INPUT FOR THIS TASK.
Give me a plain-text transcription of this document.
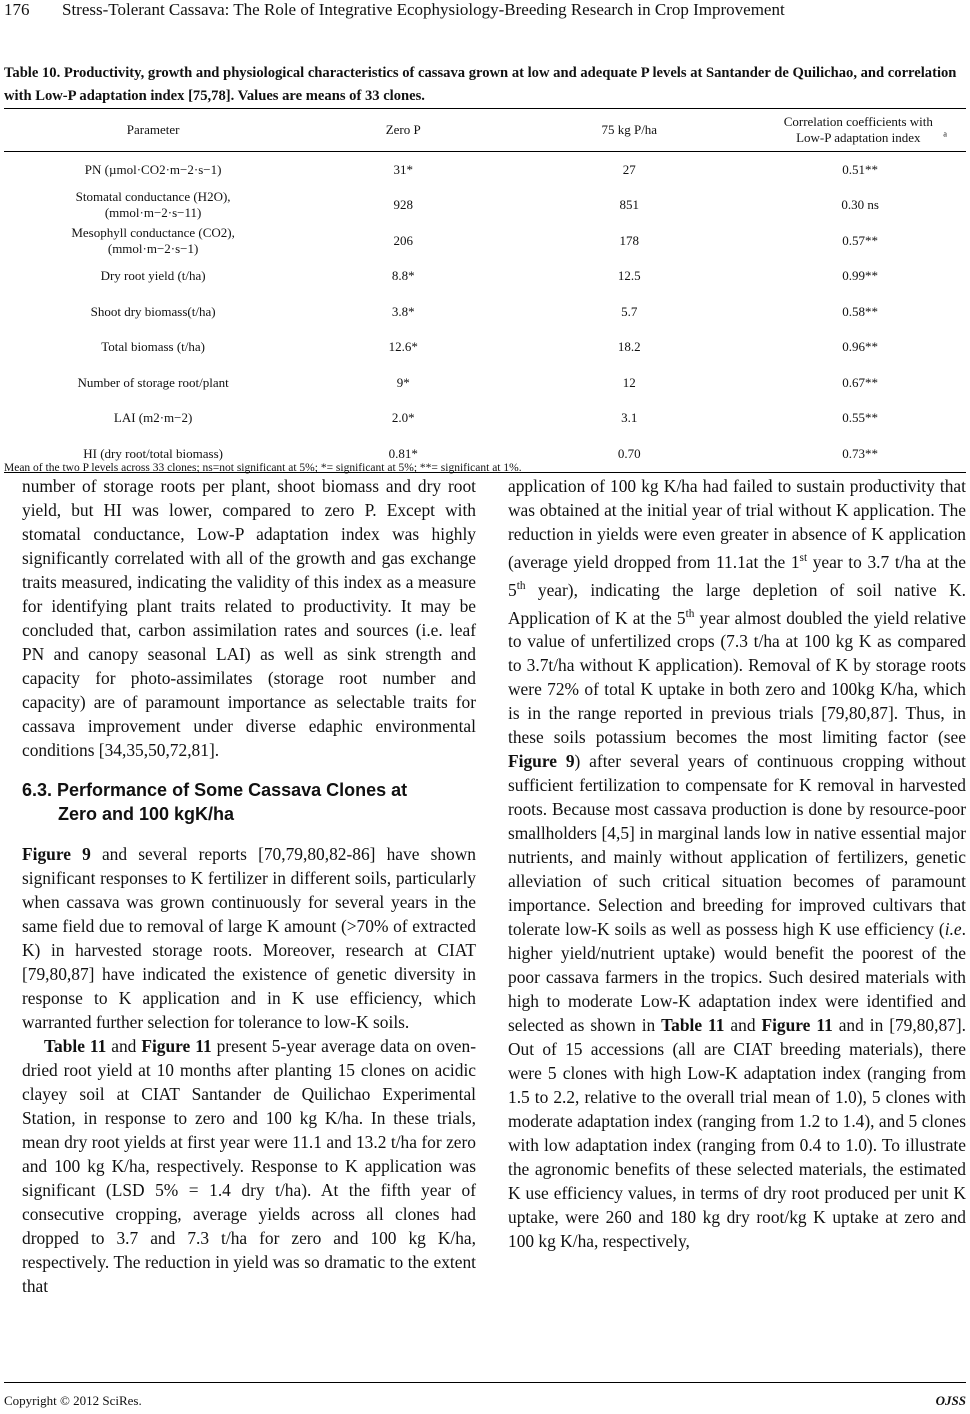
176 Stress-Tolerant Cassava: The Role of Integrative Ecophysiology-Breeding Research in Crop Improvement
Table 10. Productivity, growth and physiological characteristics of cassava grown at low and adequate P levels at Santander de Quilichao, and correlation with Low-P adaptation index [75,78]. Values are means of 33 clones.
Parameter	Zero P	75 kg P/ha	Correlation coefficients with Low-P adaptation index $^a$
PN (µmol·CO2·m−2·s−1)	31*	27	0.51**
Stomatal conductance (H2O), (mmol·m−2·s−11)	928	851	0.30 ns
Mesophyll conductance (CO2), (mmol·m−2·s−1)	206	178	0.57**
Dry root yield (t/ha)	8.8*	12.5	0.99**
Shoot dry biomass(t/ha)	3.8*	5.7	0.58**
Total biomass (t/ha)	12.6*	18.2	0.96**
Number of storage root/plant	9*	12	0.67**
LAI (m2·m−2)	2.0*	3.1	0.55**
HI (dry root/total biomass)	0.81*	0.70	0.73**
Mean of the two P levels across 33 clones; ns=not significant at 5%; *= significant at 5%; **= significant at 1%.

number of storage roots per plant, shoot biomass and dry root yield, but HI was lower, compared to zero P. Except with stomatal conductance, Low-P adaptation index was highly significantly correlated with all of the growth and gas exchange traits measured, indicating the validity of this index as a measure for identifying plant traits related to productivity. It may be concluded that, carbon assimilation rates and sources (i.e. leaf PN and canopy seasonal LAI) as well as sink strength and capacity for photo-assimilates (storage root number and capacity) are of paramount importance as selectable traits for cassava improvement under diverse edaphic environmental conditions [34,35,50,72,81].

6.3. Performance of Some Cassava Clones at
Zero and 100 kgK/ha

Figure 9 and several reports [70,79,80,82-86] have shown significant responses to K fertilizer in different soils, particularly when cassava was grown continuously for several years in the same field due to removal of large K amount (>70% of extracted K) in harvested storage roots. Moreover, research at CIAT [79,80,87] have indicated the existence of genetic diversity in response to K application and in K use efficiency, which warranted further selection for tolerance to low-K soils.

Table 11 and Figure 11 present 5-year average data on oven-dried root yield at 10 months after planting 15 clones on acidic clayey soil at CIAT Santander de Quilichao Experimental Station, in response to zero and 100 kg K/ha. In these trials, mean dry root yields at first year were 11.1 and 13.2 t/ha for zero and 100 kg K/ha, respectively. Response to K application was significant (LSD 5% = 1.4 dry t/ha). At the fifth year of consecutive cropping, average yields across all clones had dropped to 3.7 and 7.3 t/ha for zero and 100 kg K/ha, respectively. The reduction in yield was so dramatic to the extent that

application of 100 kg K/ha had failed to sustain productivity that was obtained at the initial year of trial without K application. The reduction in yields were even greater in absence of K application (average yield dropped from 11.1at the 1st year to 3.7 t/ha at the 5th year), indicating the large depletion of soil native K. Application of K at the 5th year almost doubled the yield relative to value of unfertilized crops (7.3 t/ha at 100 kg K as compared to 3.7t/ha without K application). Removal of K by storage roots were 72% of total K uptake in both zero and 100kg K/ha, which is in the range reported in previous trials [79,80,87]. Thus, in these soils potassium becomes the most limiting factor (see Figure 9) after several years of continuous cropping without sufficient fertilization to compensate for K removal in harvested roots. Because most cassava production is done by resource-poor smallholders [4,5] in marginal lands low in native essential major nutrients, and mainly without application of fertilizers, genetic alleviation of such critical situation becomes of paramount importance. Selection and breeding for improved cultivars that tolerate low-K soils as well as possess high K use efficiency (i.e. higher yield/nutrient uptake) would benefit the poorest of the poor cassava farmers in the tropics. Such desired materials with high to moderate Low-K adaptation index were identified and selected as shown in Table 11 and Figure 11 and in [79,80,87]. Out of 15 accessions (all are CIAT breeding materials), there were 5 clones with high Low-K adaptation index (ranging from 1.5 to 2.2, relative to the overall trial mean of 1.0), 5 clones with moderate adaptation index (ranging from 1.2 to 1.4), and 5 clones with low adaptation index (ranging from 0.4 to 1.0). To illustrate the agronomic benefits of these selected materials, the estimated K use efficiency values, in terms of dry root produced per unit K uptake, were 260 and 180 kg dry root/kg K uptake at zero and 100 kg K/ha, respectively,

Copyright © 2012 SciRes.	OJSS
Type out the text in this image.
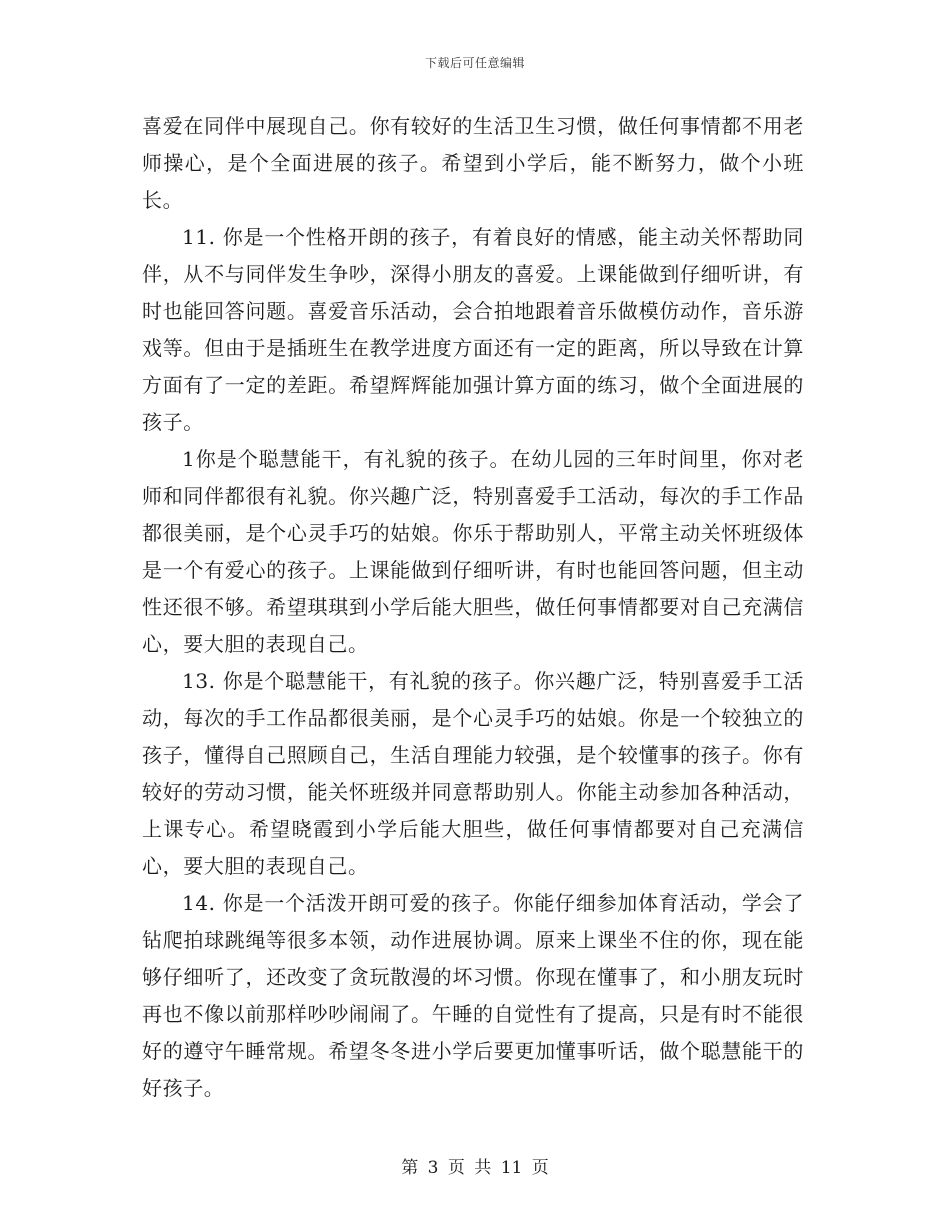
下载后可任意编辑

喜爱在同伴中展现自己。你有较好的生活卫生习惯，做任何事情都不用老师操心，是个全面进展的孩子。希望到小学后，能不断努力，做个小班长。

11. 你是一个性格开朗的孩子，有着良好的情感，能主动关怀帮助同伴，从不与同伴发生争吵，深得小朋友的喜爱。上课能做到仔细听讲，有时也能回答问题。喜爱音乐活动，会合拍地跟着音乐做模仿动作，音乐游戏等。但由于是插班生在教学进度方面还有一定的距离，所以导致在计算方面有了一定的差距。希望辉辉能加强计算方面的练习，做个全面进展的孩子。

1你是个聪慧能干，有礼貌的孩子。在幼儿园的三年时间里，你对老师和同伴都很有礼貌。你兴趣广泛，特别喜爱手工活动，每次的手工作品都很美丽，是个心灵手巧的姑娘。你乐于帮助别人，平常主动关怀班级体是一个有爱心的孩子。上课能做到仔细听讲，有时也能回答问题，但主动性还很不够。希望琪琪到小学后能大胆些，做任何事情都要对自己充满信心，要大胆的表现自己。

13. 你是个聪慧能干，有礼貌的孩子。你兴趣广泛，特别喜爱手工活动，每次的手工作品都很美丽，是个心灵手巧的姑娘。你是一个较独立的孩子，懂得自己照顾自己，生活自理能力较强，是个较懂事的孩子。你有较好的劳动习惯，能关怀班级并同意帮助别人。你能主动参加各种活动，上课专心。希望晓霞到小学后能大胆些，做任何事情都要对自己充满信心，要大胆的表现自己。

14. 你是一个活泼开朗可爱的孩子。你能仔细参加体育活动，学会了钻爬拍球跳绳等很多本领，动作进展协调。原来上课坐不住的你，现在能够仔细听了，还改变了贪玩散漫的坏习惯。你现在懂事了，和小朋友玩时再也不像以前那样吵吵闹闹了。午睡的自觉性有了提高，只是有时不能很好的遵守午睡常规。希望冬冬进小学后要更加懂事听话，做个聪慧能干的好孩子。

第 3 页 共 11 页
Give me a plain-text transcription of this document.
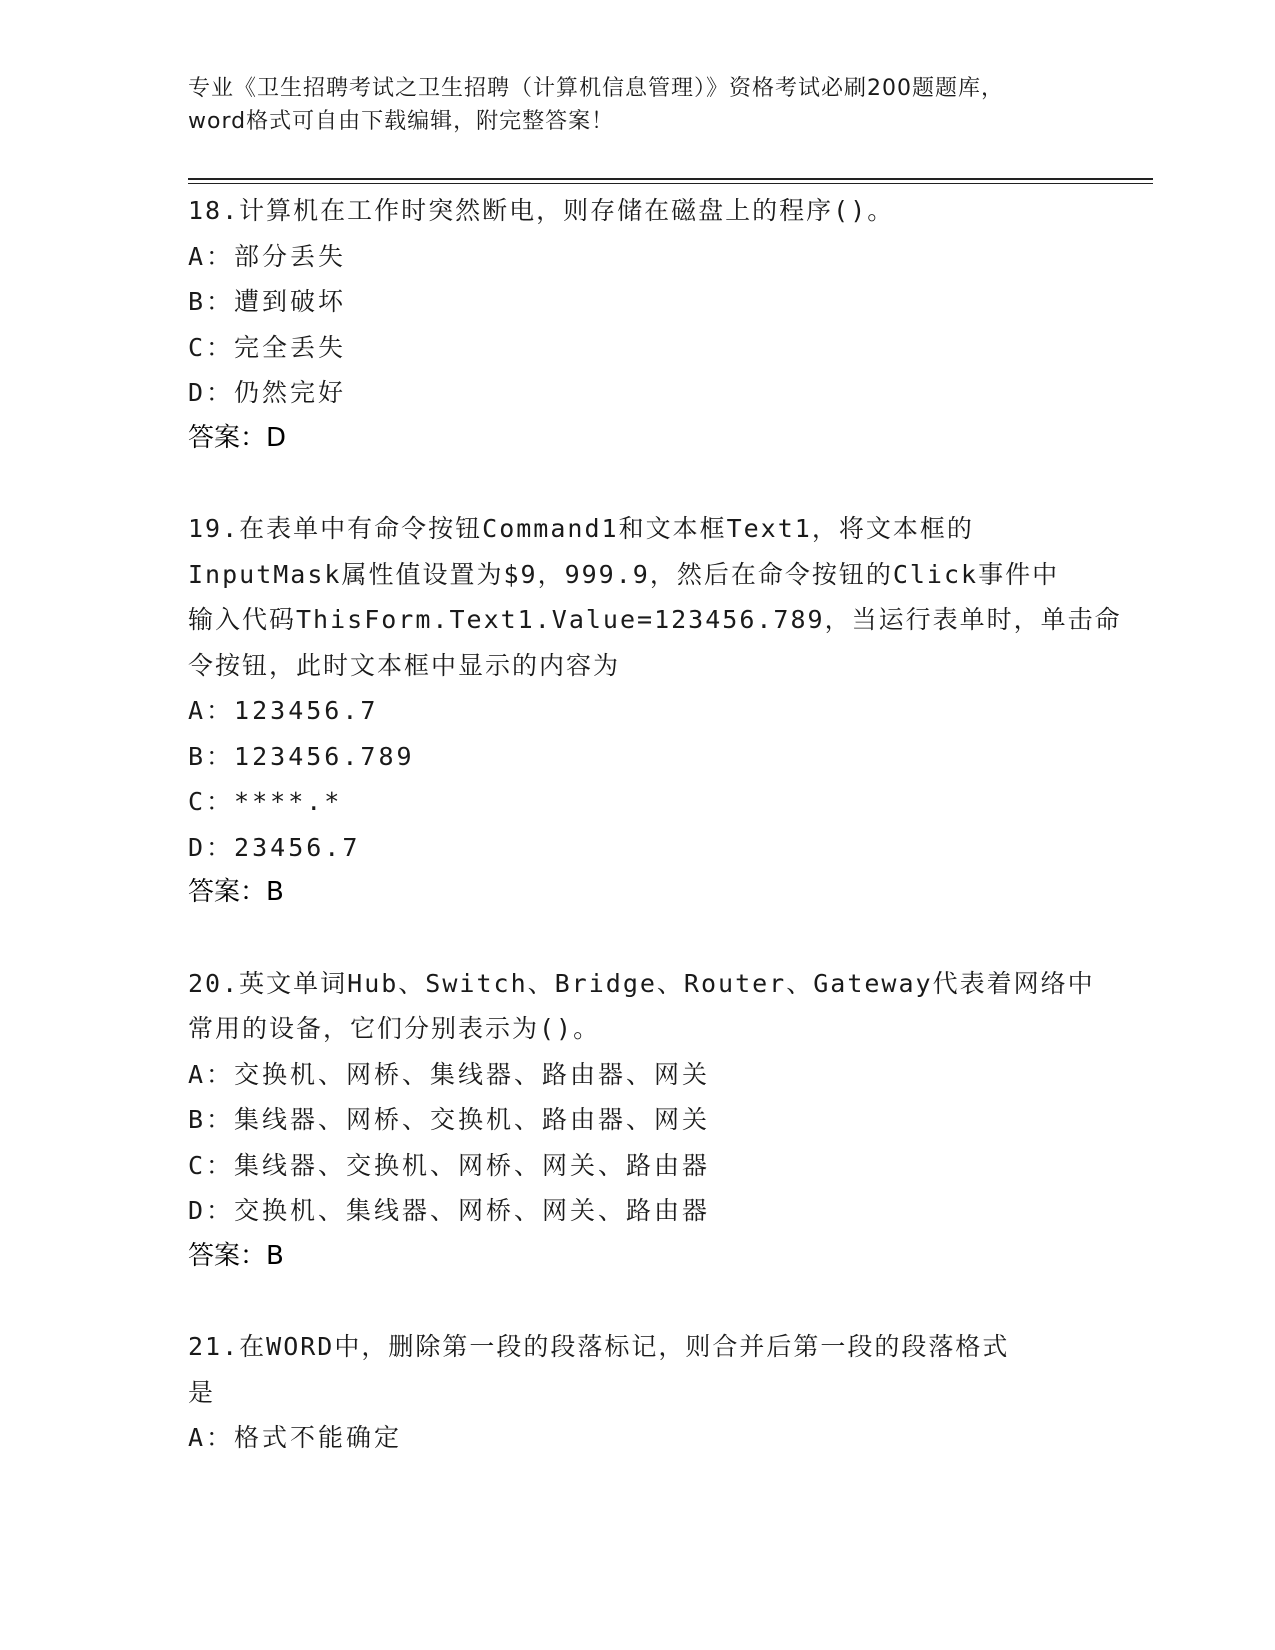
专业《卫生招聘考试之卫生招聘（计算机信息管理）》资格考试必刷200题题库，
word格式可自由下载编辑，附完整答案！
18.计算机在工作时突然断电，则存储在磁盘上的程序()。
A：部分丢失
B：遭到破坏
C：完全丢失
D：仍然完好
答案：D
19.在表单中有命令按钮Command1和文本框Text1，将文本框的
InputMask属性值设置为$9，999.9，然后在命令按钮的Click事件中
输入代码ThisForm.Text1.Value=123456.789，当运行表单时，单击命
令按钮，此时文本框中显示的内容为
A：123456.7
B：123456.789
C：****.*
D：23456.7
答案：B
20.英文单词Hub、Switch、Bridge、Router、Gateway代表着网络中
常用的设备，它们分别表示为()。
A：交换机、网桥、集线器、路由器、网关
B：集线器、网桥、交换机、路由器、网关
C：集线器、交换机、网桥、网关、路由器
D：交换机、集线器、网桥、网关、路由器
答案：B
21.在WORD中，删除第一段的段落标记，则合并后第一段的段落格式
是
A：格式不能确定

AIM OF THE EXERCISE. Set the pictures aside and transcribe the data above exactly.

EXPECTED ANSWER.
Give me a plain-text transcription of this document.
176 Stress-Tolerant Cassava: The Role of Integrative Ecophysiology-Breeding Research in Crop Improvement
Table 10. Productivity, growth and physiological characteristics of cassava grown at low and adequate P levels at Santander de Quilichao, and correlation with Low-P adaptation index [75,78]. Values are means of 33 clones.
Parameter	Zero P	75 kg P/ha	Correlation coefficients with Low-P adaptation index $^a$
PN (µmol·CO2·m−2·s−1)	31*	27	0.51**
Stomatal conductance (H2O), (mmol·m−2·s−11)	928	851	0.30 ns
Mesophyll conductance (CO2), (mmol·m−2·s−1)	206	178	0.57**
Dry root yield (t/ha)	8.8*	12.5	0.99**
Shoot dry biomass(t/ha)	3.8*	5.7	0.58**
Total biomass (t/ha)	12.6*	18.2	0.96**
Number of storage root/plant	9*	12	0.67**
LAI (m2·m−2)	2.0*	3.1	0.55**
HI (dry root/total biomass)	0.81*	0.70	0.73**
Mean of the two P levels across 33 clones; ns=not significant at 5%; *= significant at 5%; **= significant at 1%.

number of storage roots per plant, shoot biomass and dry root yield, but HI was lower, compared to zero P. Except with stomatal conductance, Low-P adaptation index was highly significantly correlated with all of the growth and gas exchange traits measured, indicating the validity of this index as a measure for identifying plant traits related to productivity. It may be concluded that, carbon assimilation rates and sources (i.e. leaf PN and canopy seasonal LAI) as well as sink strength and capacity for photo-assimilates (storage root number and capacity) are of paramount importance as selectable traits for cassava improvement under diverse edaphic environmental conditions [34,35,50,72,81].

6.3. Performance of Some Cassava Clones at
Zero and 100 kgK/ha

Figure 9 and several reports [70,79,80,82-86] have shown significant responses to K fertilizer in different soils, particularly when cassava was grown continuously for several years in the same field due to removal of large K amount (>70% of extracted K) in harvested storage roots. Moreover, research at CIAT [79,80,87] have indicated the existence of genetic diversity in response to K application and in K use efficiency, which warranted further selection for tolerance to low-K soils.

Table 11 and Figure 11 present 5-year average data on oven-dried root yield at 10 months after planting 15 clones on acidic clayey soil at CIAT Santander de Quilichao Experimental Station, in response to zero and 100 kg K/ha. In these trials, mean dry root yields at first year were 11.1 and 13.2 t/ha for zero and 100 kg K/ha, respectively. Response to K application was significant (LSD 5% = 1.4 dry t/ha). At the fifth year of consecutive cropping, average yields across all clones had dropped to 3.7 and 7.3 t/ha for zero and 100 kg K/ha, respectively. The reduction in yield was so dramatic to the extent that

application of 100 kg K/ha had failed to sustain productivity that was obtained at the initial year of trial without K application. The reduction in yields were even greater in absence of K application (average yield dropped from 11.1at the 1st year to 3.7 t/ha at the 5th year), indicating the large depletion of soil native K. Application of K at the 5th year almost doubled the yield relative to value of unfertilized crops (7.3 t/ha at 100 kg K as compared to 3.7t/ha without K application). Removal of K by storage roots were 72% of total K uptake in both zero and 100kg K/ha, which is in the range reported in previous trials [79,80,87]. Thus, in these soils potassium becomes the most limiting factor (see Figure 9) after several years of continuous cropping without sufficient fertilization to compensate for K removal in harvested roots. Because most cassava production is done by resource-poor smallholders [4,5] in marginal lands low in native essential major nutrients, and mainly without application of fertilizers, genetic alleviation of such critical situation becomes of paramount importance. Selection and breeding for improved cultivars that tolerate low-K soils as well as possess high K use efficiency (i.e. higher yield/nutrient uptake) would benefit the poorest of the poor cassava farmers in the tropics. Such desired materials with high to moderate Low-K adaptation index were identified and selected as shown in Table 11 and Figure 11 and in [79,80,87]. Out of 15 accessions (all are CIAT breeding materials), there were 5 clones with high Low-K adaptation index (ranging from 1.5 to 2.2, relative to the overall trial mean of 1.0), 5 clones with moderate adaptation index (ranging from 1.2 to 1.4), and 5 clones with low adaptation index (ranging from 0.4 to 1.0). To illustrate the agronomic benefits of these selected materials, the estimated K use efficiency values, in terms of dry root produced per unit K uptake, were 260 and 180 kg dry root/kg K uptake at zero and 100 kg K/ha, respectively,

Copyright © 2012 SciRes.	OJSS
Type out the text in this image.
下载后可任意编辑

喜爱在同伴中展现自己。你有较好的生活卫生习惯，做任何事情都不用老师操心，是个全面进展的孩子。希望到小学后，能不断努力，做个小班长。

11. 你是一个性格开朗的孩子，有着良好的情感，能主动关怀帮助同伴，从不与同伴发生争吵，深得小朋友的喜爱。上课能做到仔细听讲，有时也能回答问题。喜爱音乐活动，会合拍地跟着音乐做模仿动作，音乐游戏等。但由于是插班生在教学进度方面还有一定的距离，所以导致在计算方面有了一定的差距。希望辉辉能加强计算方面的练习，做个全面进展的孩子。

1你是个聪慧能干，有礼貌的孩子。在幼儿园的三年时间里，你对老师和同伴都很有礼貌。你兴趣广泛，特别喜爱手工活动，每次的手工作品都很美丽，是个心灵手巧的姑娘。你乐于帮助别人，平常主动关怀班级体是一个有爱心的孩子。上课能做到仔细听讲，有时也能回答问题，但主动性还很不够。希望琪琪到小学后能大胆些，做任何事情都要对自己充满信心，要大胆的表现自己。

13. 你是个聪慧能干，有礼貌的孩子。你兴趣广泛，特别喜爱手工活动，每次的手工作品都很美丽，是个心灵手巧的姑娘。你是一个较独立的孩子，懂得自己照顾自己，生活自理能力较强，是个较懂事的孩子。你有较好的劳动习惯，能关怀班级并同意帮助别人。你能主动参加各种活动，上课专心。希望晓霞到小学后能大胆些，做任何事情都要对自己充满信心，要大胆的表现自己。

14. 你是一个活泼开朗可爱的孩子。你能仔细参加体育活动，学会了钻爬拍球跳绳等很多本领，动作进展协调。原来上课坐不住的你，现在能够仔细听了，还改变了贪玩散漫的坏习惯。你现在懂事了，和小朋友玩时再也不像以前那样吵吵闹闹了。午睡的自觉性有了提高，只是有时不能很好的遵守午睡常规。希望冬冬进小学后要更加懂事听话，做个聪慧能干的好孩子。

第 3 页 共 11 页
Give me a plain-text transcription of this document.
专业《卫生招聘考试之卫生招聘（计算机信息管理）》资格考试必刷200题题库，
word格式可自由下载编辑，附完整答案！
18.计算机在工作时突然断电，则存储在磁盘上的程序()。
A：部分丢失
B：遭到破坏
C：完全丢失
D：仍然完好
答案：D
19.在表单中有命令按钮Command1和文本框Text1，将文本框的
InputMask属性值设置为$9，999.9，然后在命令按钮的Click事件中
输入代码ThisForm.Text1.Value=123456.789，当运行表单时，单击命
令按钮，此时文本框中显示的内容为
A：123456.7
B：123456.789
C：****.*
D：23456.7
答案：B
20.英文单词Hub、Switch、Bridge、Router、Gateway代表着网络中
常用的设备，它们分别表示为()。
A：交换机、网桥、集线器、路由器、网关
B：集线器、网桥、交换机、路由器、网关
C：集线器、交换机、网桥、网关、路由器
D：交换机、集线器、网桥、网关、路由器
答案：B
21.在WORD中，删除第一段的段落标记，则合并后第一段的段落格式
是
A：格式不能确定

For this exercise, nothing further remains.